**WORK TO BE COMPLETED:**
Tally how many lines include "мероприятие". The number is the whole answer.

Items listed in a dataset
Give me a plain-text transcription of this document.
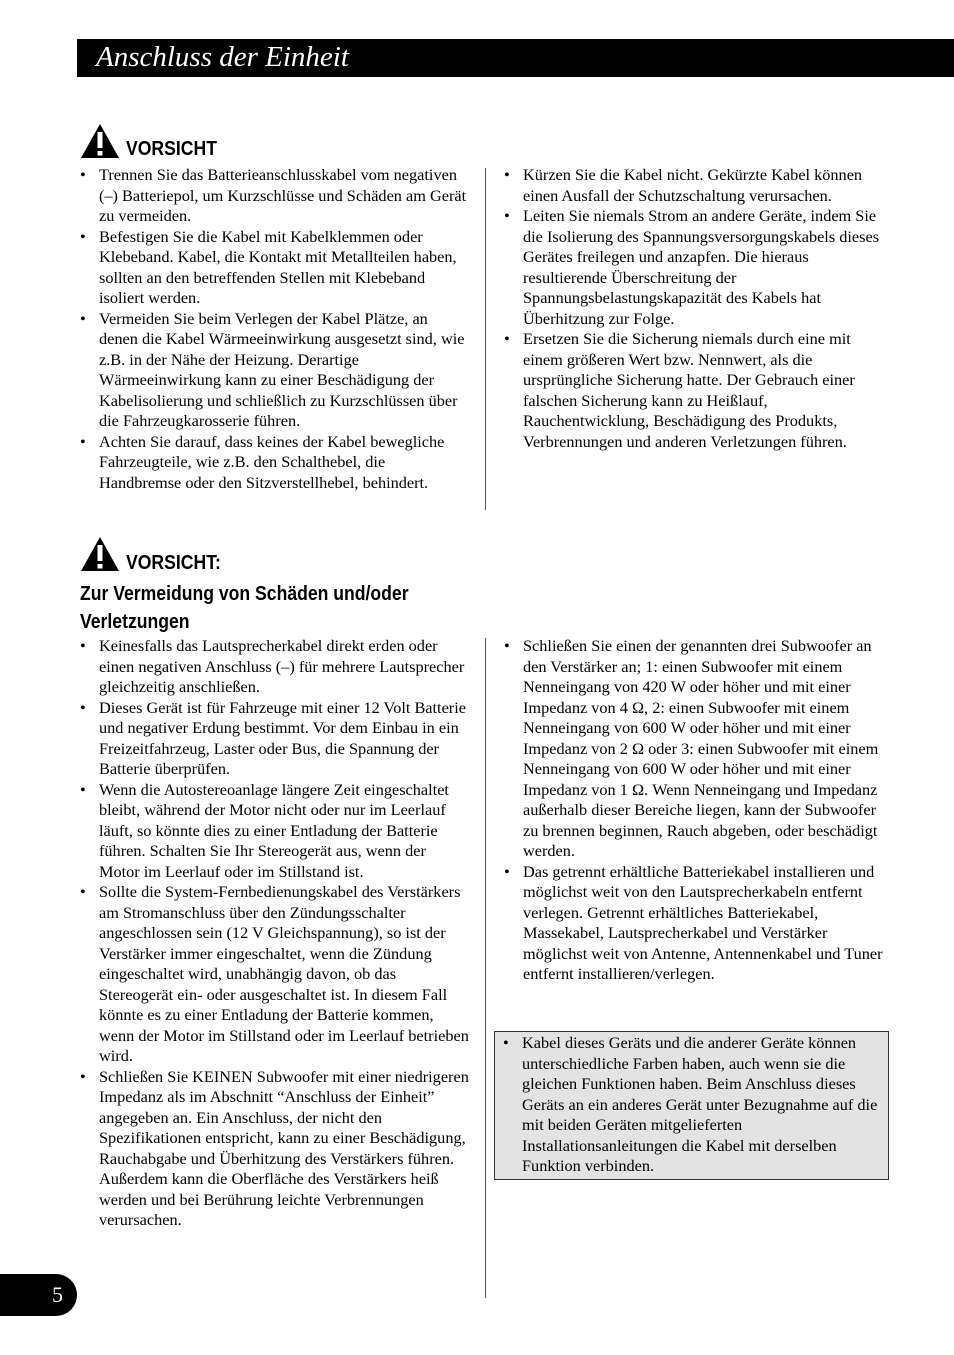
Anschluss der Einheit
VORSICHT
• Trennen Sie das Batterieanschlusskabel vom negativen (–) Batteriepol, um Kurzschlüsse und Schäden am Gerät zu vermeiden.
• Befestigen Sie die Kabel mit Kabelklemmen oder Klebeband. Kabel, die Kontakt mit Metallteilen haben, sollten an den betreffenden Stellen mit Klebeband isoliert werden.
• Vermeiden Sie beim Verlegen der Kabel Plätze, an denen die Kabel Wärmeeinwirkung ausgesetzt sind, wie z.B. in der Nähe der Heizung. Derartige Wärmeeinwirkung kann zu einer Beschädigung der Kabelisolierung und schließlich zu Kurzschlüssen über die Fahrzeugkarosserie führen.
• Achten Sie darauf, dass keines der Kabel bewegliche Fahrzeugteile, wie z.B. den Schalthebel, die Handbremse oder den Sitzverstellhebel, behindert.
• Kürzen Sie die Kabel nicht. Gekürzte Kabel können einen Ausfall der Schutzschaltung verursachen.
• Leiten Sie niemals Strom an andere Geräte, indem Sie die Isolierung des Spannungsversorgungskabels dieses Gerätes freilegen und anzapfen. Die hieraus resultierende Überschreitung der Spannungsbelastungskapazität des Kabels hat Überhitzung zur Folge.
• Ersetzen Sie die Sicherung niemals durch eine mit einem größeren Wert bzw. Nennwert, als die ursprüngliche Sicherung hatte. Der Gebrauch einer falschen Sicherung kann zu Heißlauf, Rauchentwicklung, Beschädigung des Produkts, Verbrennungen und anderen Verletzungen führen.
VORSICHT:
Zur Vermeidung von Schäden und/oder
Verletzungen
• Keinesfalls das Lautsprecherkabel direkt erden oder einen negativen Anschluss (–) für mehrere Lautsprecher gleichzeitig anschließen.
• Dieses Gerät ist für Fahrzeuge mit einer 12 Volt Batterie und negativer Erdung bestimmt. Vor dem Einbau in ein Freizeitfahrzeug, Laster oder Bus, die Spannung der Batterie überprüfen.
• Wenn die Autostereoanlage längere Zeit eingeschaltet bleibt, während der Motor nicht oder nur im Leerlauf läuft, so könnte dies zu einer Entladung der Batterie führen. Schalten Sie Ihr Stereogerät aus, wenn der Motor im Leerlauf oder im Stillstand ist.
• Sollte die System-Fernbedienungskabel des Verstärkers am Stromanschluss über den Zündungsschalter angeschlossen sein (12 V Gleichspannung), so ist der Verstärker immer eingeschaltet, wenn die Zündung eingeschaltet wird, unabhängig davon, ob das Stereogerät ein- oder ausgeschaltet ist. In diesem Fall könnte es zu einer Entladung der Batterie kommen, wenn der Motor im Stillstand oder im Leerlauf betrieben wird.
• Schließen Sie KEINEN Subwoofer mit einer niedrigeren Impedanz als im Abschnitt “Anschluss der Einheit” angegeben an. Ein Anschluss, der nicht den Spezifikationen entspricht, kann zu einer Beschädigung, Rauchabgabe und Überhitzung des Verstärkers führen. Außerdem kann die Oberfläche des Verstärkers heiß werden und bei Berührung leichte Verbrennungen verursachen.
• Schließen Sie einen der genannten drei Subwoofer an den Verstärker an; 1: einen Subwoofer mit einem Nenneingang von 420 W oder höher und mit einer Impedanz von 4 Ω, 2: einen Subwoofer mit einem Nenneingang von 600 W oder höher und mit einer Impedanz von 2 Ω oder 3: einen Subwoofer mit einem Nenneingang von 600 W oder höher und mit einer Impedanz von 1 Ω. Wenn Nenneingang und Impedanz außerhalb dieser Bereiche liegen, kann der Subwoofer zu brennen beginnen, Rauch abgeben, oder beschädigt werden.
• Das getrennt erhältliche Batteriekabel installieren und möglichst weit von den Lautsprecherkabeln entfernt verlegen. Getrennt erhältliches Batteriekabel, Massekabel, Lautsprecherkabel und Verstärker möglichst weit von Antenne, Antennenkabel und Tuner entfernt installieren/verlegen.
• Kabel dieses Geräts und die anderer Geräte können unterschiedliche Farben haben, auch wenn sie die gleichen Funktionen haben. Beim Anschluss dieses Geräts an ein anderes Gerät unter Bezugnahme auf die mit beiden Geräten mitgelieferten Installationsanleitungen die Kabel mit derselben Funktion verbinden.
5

---

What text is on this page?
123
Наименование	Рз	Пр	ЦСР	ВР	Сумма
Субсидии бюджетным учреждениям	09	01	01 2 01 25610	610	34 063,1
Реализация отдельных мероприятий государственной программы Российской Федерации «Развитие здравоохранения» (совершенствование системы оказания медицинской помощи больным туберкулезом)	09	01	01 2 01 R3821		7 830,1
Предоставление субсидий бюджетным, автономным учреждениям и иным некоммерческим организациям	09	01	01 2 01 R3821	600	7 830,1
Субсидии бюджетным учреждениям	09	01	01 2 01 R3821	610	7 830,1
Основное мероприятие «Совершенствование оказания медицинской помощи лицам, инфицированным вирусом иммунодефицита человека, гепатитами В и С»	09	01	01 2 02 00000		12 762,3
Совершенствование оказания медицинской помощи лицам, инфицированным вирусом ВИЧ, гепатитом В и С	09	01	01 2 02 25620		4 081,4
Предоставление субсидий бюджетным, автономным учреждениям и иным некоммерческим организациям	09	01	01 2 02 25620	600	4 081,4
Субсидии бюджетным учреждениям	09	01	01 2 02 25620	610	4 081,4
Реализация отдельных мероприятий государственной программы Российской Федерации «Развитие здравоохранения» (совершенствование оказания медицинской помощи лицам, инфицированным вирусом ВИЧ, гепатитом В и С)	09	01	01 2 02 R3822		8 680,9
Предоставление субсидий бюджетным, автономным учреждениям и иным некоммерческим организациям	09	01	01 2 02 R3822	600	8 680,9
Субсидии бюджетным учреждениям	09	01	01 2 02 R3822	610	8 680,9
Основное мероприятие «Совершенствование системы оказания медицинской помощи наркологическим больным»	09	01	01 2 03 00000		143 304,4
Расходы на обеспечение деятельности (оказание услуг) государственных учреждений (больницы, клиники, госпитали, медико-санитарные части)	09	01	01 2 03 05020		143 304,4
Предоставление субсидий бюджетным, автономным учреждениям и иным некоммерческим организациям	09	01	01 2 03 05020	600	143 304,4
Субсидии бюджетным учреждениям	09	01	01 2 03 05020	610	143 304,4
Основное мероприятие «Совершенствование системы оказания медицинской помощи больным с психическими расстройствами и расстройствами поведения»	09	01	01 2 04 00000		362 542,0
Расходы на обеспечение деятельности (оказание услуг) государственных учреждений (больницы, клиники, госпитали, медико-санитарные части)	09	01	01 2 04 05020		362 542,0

**WRITTEN REPLY:**
3